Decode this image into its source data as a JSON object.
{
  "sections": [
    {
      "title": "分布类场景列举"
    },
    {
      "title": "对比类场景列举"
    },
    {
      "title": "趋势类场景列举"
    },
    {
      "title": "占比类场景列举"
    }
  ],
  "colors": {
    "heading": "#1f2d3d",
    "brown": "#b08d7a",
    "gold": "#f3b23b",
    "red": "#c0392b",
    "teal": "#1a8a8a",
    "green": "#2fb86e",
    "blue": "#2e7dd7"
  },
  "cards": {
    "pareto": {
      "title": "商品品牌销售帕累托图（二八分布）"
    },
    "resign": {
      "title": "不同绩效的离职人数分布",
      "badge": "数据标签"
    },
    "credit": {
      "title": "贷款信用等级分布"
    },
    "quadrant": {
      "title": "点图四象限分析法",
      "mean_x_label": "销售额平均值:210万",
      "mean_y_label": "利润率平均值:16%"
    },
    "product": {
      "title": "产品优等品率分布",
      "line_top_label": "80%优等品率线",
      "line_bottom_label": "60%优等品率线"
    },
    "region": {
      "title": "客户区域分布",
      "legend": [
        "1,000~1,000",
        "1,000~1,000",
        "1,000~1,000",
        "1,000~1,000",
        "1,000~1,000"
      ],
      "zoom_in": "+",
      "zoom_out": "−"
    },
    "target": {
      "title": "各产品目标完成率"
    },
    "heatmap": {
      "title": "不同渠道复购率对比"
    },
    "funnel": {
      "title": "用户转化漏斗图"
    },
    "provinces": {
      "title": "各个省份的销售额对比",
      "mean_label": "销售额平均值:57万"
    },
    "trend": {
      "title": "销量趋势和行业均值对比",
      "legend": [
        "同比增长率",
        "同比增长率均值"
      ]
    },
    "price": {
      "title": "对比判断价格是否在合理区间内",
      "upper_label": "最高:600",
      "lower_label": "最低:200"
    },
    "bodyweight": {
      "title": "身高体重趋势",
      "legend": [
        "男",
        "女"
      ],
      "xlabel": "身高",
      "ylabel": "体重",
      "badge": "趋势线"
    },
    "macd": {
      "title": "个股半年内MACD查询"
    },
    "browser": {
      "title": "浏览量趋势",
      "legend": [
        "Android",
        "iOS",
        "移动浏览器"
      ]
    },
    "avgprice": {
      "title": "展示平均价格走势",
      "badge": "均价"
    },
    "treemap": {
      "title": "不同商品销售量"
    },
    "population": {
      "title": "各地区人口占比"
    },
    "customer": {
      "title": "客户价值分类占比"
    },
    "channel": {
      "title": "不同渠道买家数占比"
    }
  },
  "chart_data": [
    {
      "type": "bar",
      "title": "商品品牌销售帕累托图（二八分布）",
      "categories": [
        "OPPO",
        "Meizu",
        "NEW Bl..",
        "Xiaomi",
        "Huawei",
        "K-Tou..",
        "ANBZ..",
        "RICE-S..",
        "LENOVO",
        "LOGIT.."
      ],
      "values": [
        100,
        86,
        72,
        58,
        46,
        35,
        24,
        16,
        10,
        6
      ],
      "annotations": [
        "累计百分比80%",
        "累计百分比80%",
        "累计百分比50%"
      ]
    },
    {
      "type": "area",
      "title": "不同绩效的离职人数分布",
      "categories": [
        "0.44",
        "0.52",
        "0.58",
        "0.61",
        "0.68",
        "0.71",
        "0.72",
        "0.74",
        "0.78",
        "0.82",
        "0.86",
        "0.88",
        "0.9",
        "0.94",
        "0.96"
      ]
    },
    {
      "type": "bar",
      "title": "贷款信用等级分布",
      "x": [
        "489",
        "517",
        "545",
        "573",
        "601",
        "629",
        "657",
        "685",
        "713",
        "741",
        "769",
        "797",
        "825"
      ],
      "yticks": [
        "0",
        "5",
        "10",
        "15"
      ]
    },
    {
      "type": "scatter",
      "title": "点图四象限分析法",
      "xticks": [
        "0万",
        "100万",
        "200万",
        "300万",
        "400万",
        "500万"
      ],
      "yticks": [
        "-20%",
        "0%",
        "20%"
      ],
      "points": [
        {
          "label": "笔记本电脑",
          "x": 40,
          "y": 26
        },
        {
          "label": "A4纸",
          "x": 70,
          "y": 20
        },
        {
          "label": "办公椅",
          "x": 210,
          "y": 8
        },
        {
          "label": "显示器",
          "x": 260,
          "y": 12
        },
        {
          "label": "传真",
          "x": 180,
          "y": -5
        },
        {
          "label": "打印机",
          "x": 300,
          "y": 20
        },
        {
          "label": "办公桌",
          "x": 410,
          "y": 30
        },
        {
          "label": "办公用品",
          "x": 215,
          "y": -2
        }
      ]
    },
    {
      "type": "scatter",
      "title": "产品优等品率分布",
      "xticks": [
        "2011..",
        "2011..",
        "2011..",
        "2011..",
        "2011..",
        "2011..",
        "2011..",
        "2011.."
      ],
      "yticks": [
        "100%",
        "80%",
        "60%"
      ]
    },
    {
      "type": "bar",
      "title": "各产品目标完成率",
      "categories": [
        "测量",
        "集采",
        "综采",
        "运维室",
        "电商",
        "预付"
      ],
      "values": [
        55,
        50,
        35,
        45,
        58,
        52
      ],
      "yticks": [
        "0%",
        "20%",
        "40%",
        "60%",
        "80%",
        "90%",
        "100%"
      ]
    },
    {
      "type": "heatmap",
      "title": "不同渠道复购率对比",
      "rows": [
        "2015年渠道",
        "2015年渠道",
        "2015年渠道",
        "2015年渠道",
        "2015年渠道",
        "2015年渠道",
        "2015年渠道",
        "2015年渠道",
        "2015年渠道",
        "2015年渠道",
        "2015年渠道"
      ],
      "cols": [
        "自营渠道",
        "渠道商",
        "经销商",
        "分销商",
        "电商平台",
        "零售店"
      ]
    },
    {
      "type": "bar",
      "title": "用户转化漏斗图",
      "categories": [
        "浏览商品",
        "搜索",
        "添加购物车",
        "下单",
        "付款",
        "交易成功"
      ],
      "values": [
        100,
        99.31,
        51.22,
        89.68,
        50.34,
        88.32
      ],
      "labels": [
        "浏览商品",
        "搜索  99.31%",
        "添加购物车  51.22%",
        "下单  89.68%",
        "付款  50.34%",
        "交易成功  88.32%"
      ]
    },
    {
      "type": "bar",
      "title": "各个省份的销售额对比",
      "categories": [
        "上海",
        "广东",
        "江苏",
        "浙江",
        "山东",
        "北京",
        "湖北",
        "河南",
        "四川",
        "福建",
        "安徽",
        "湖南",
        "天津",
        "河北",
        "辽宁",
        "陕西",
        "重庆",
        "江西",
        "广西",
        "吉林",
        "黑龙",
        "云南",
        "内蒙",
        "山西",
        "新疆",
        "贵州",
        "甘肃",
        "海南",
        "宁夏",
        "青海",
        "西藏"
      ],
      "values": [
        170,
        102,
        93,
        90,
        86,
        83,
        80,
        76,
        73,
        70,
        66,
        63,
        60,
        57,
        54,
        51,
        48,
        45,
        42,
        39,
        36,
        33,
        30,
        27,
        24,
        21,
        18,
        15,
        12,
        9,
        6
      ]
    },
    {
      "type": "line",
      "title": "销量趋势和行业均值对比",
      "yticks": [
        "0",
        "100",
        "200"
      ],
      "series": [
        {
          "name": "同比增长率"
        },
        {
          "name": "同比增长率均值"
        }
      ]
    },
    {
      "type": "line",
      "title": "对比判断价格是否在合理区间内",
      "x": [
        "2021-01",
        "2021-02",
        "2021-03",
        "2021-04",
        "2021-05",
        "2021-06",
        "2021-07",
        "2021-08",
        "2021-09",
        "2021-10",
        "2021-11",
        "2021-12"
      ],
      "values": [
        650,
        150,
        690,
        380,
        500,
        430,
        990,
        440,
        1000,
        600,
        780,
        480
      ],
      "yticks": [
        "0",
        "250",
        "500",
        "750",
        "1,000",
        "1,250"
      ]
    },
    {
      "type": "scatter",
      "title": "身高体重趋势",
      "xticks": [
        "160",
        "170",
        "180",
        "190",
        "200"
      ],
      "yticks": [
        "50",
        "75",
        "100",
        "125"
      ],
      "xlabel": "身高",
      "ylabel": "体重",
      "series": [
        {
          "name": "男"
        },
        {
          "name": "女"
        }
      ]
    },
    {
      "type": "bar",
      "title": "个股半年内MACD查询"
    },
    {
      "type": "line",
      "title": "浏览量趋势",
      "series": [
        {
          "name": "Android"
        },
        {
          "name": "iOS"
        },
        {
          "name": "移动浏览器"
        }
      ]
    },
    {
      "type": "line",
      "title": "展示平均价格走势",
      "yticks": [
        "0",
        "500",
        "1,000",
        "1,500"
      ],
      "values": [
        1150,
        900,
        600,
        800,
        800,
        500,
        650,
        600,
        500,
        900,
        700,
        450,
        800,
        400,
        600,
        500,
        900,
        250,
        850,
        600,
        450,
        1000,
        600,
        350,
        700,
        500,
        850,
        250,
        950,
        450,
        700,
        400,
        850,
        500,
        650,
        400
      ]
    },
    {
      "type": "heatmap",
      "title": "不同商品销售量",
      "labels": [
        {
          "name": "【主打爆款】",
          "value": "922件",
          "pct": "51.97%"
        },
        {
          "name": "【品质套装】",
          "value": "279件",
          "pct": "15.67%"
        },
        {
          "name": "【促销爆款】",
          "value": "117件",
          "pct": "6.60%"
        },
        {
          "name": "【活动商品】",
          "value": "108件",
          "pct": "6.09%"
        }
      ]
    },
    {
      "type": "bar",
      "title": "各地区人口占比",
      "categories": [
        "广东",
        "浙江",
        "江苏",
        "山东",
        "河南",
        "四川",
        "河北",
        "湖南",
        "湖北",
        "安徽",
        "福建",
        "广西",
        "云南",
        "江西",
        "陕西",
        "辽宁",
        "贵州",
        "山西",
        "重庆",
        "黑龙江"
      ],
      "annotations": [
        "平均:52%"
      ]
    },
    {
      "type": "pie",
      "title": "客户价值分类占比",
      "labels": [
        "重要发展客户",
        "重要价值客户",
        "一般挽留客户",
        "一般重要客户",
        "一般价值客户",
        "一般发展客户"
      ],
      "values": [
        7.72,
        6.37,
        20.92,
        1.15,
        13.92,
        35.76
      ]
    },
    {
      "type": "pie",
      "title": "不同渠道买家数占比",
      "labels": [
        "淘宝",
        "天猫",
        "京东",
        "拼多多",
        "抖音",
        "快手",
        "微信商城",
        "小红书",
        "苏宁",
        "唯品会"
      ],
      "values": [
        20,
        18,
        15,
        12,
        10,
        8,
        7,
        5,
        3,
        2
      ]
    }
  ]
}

----------------------------------------

## Exercise aim
Find every line in the records that contains the word "优等品率线"; copy those lines.

## Task solution
      "line_top_label": "80%优等品率线",
      "line_bottom_label": "60%优等品率线"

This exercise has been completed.